**Stated problem:** Gather every line of the material below that contains the word "plate", and treat case as significant when matching it.

**Recorded data:**

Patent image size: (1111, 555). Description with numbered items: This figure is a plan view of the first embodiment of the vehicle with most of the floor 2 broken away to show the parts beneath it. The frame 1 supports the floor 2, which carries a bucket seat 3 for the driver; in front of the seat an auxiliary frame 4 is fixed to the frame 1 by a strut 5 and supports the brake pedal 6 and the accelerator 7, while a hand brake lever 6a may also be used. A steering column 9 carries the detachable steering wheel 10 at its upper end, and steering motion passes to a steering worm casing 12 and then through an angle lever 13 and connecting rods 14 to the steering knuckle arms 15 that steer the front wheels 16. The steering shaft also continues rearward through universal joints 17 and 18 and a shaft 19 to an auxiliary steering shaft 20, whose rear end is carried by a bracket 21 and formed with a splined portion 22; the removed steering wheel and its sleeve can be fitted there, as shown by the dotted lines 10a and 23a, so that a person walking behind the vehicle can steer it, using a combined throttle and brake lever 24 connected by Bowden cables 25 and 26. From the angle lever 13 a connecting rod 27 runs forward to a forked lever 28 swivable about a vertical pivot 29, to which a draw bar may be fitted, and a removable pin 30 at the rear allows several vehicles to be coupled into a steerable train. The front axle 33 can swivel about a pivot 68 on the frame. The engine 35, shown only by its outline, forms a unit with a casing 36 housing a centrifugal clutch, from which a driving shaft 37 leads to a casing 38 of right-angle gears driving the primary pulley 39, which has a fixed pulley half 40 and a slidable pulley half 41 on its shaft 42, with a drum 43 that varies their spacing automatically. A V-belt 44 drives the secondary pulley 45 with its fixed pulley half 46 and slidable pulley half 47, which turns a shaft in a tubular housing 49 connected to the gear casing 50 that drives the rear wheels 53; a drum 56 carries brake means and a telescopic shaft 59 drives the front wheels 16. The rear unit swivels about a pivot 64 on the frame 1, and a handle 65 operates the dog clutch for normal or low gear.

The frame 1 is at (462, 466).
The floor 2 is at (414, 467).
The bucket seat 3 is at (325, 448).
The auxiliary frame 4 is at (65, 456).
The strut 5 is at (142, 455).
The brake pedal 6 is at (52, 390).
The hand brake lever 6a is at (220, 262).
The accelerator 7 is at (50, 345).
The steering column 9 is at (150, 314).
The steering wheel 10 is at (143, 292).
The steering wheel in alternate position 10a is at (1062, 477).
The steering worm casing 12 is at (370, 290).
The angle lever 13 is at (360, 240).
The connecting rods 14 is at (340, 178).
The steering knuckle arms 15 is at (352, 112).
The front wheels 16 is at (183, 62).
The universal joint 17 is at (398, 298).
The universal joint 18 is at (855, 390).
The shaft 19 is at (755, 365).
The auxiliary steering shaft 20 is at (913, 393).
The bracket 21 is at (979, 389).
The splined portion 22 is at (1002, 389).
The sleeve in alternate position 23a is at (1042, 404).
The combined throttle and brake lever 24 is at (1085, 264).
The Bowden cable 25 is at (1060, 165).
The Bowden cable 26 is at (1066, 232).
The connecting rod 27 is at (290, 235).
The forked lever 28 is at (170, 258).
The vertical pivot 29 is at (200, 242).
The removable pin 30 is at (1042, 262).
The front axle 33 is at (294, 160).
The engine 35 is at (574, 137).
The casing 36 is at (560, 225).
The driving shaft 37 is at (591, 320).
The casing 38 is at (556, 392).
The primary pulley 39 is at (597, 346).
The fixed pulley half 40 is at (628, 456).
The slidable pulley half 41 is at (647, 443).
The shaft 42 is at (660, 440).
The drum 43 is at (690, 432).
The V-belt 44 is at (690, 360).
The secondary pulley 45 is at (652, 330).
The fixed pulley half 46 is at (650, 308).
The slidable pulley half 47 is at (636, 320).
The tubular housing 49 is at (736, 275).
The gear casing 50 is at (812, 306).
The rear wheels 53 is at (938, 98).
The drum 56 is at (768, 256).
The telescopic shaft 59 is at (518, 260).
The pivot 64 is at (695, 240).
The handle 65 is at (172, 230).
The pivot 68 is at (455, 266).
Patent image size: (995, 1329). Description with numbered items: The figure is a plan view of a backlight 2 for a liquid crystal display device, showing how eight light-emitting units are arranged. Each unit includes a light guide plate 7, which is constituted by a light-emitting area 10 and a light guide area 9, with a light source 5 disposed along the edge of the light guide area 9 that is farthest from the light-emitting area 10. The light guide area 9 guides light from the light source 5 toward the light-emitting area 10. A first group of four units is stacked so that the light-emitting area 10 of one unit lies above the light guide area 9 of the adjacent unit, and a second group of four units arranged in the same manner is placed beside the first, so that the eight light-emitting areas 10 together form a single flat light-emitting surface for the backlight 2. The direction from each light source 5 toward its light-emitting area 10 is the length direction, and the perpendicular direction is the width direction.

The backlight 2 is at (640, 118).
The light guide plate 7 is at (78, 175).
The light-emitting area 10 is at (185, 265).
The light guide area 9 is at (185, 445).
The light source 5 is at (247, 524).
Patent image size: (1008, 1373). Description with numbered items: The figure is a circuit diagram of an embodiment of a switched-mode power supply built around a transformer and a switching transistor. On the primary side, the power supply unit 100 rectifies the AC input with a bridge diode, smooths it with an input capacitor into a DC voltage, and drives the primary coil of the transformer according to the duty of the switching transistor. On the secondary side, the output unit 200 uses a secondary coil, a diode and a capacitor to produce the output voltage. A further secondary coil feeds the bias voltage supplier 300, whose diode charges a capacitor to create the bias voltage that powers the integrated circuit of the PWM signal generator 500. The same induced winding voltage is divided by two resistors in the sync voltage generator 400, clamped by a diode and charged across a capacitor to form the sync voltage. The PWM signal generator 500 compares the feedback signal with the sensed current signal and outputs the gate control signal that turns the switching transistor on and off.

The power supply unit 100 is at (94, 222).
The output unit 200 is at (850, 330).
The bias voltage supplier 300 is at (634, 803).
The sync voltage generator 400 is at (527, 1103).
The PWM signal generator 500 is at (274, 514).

**Reply:**
Patent image size: (995, 1329). Description with numbered items: The figure is a plan view of a backlight 2 for a liquid crystal display device, showing how eight light-emitting units are arranged. Each unit includes a light guide plate 7, which is constituted by a light-emitting area 10 and a light guide area 9, with a light source 5 disposed along the edge of the light guide area 9 that is farthest from the light-emitting area 10. The light guide area 9 guides light from the light source 5 toward the light-emitting area 10. A first group of four units is stacked so that the light-emitting area 10 of one unit lies above the light guide area 9 of the adjacent unit, and a second group of four units arranged in the same manner is placed beside the first, so that the eight light-emitting areas 10 together form a single flat light-emitting surface for the backlight 2. The direction from each light source 5 toward its light-emitting area 10 is the length direction, and the perpendicular direction is the width direction.
The light guide plate 7 is at (78, 175).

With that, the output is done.